*What you need to do*: Extract the complete listing and output it unchanged.

[Stored entries]
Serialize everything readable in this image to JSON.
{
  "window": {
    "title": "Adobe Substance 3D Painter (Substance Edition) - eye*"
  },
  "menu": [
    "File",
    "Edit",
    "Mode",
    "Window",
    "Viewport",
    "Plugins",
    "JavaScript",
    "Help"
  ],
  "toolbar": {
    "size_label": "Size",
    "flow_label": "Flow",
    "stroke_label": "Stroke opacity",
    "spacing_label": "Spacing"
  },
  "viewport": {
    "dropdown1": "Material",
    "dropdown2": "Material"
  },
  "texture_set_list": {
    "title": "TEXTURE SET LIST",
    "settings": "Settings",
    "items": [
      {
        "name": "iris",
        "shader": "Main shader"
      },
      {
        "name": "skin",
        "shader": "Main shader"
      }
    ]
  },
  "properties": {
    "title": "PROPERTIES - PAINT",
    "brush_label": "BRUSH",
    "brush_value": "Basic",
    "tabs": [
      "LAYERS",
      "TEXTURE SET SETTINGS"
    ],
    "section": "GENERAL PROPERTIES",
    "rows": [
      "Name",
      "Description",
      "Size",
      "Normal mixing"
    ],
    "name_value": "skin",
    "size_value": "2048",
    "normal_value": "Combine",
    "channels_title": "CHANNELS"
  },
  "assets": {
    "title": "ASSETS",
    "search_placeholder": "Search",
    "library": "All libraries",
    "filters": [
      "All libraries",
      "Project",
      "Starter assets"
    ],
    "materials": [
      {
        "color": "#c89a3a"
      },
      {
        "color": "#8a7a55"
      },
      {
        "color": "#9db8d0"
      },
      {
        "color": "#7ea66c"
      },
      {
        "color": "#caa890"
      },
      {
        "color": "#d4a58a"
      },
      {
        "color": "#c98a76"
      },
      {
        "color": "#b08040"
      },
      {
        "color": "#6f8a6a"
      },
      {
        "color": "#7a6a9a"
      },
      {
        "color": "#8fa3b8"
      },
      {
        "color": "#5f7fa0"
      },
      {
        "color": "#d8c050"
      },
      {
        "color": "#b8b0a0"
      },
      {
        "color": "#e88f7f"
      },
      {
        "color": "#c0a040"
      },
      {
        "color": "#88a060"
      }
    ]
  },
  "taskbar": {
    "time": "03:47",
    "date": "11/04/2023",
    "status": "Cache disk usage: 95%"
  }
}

*Written reply*:
Serialize everything readable in this image to JSON.
{
  "window": {
    "title": "Adobe Substance 3D Painter (Substance Edition) - eye*"
  },
  "menu": [
    "File",
    "Edit",
    "Mode",
    "Window",
    "Viewport",
    "Plugins",
    "JavaScript",
    "Help"
  ],
  "toolbar": {
    "size_label": "Size",
    "flow_label": "Flow",
    "stroke_label": "Stroke opacity",
    "spacing_label": "Spacing"
  },
  "viewport": {
    "dropdown1": "Material",
    "dropdown2": "Material"
  },
  "texture_set_list": {
    "title": "TEXTURE SET LIST",
    "settings": "Settings",
    "items": [
      {
        "name": "iris",
        "shader": "Main shader"
      },
      {
        "name": "skin",
        "shader": "Main shader"
      }
    ]
  },
  "properties": {
    "title": "PROPERTIES - PAINT",
    "brush_label": "BRUSH",
    "brush_value": "Basic",
    "tabs": [
      "LAYERS",
      "TEXTURE SET SETTINGS"
    ],
    "section": "GENERAL PROPERTIES",
    "rows": [
      "Name",
      "Description",
      "Size",
      "Normal mixing"
    ],
    "name_value": "skin",
    "size_value": "2048",
    "normal_value": "Combine",
    "channels_title": "CHANNELS"
  },
  "assets": {
    "title": "ASSETS",
    "search_placeholder": "Search",
    "library": "All libraries",
    "filters": [
      "All libraries",
      "Project",
      "Starter assets"
    ],
    "materials": [
      {
        "color": "#c89a3a"
      },
      {
        "color": "#8a7a55"
      },
      {
        "color": "#9db8d0"
      },
      {
        "color": "#7ea66c"
      },
      {
        "color": "#caa890"
      },
      {
        "color": "#d4a58a"
      },
      {
        "color": "#c98a76"
      },
      {
        "color": "#b08040"
      },
      {
        "color": "#6f8a6a"
      },
      {
        "color": "#7a6a9a"
      },
      {
        "color": "#8fa3b8"
      },
      {
        "color": "#5f7fa0"
      },
      {
        "color": "#d8c050"
      },
      {
        "color": "#b8b0a0"
      },
      {
        "color": "#e88f7f"
      },
      {
        "color": "#c0a040"
      },
      {
        "color": "#88a060"
      }
    ]
  },
  "taskbar": {
    "time": "03:47",
    "date": "11/04/2023",
    "status": "Cache disk usage: 95%"
  }
}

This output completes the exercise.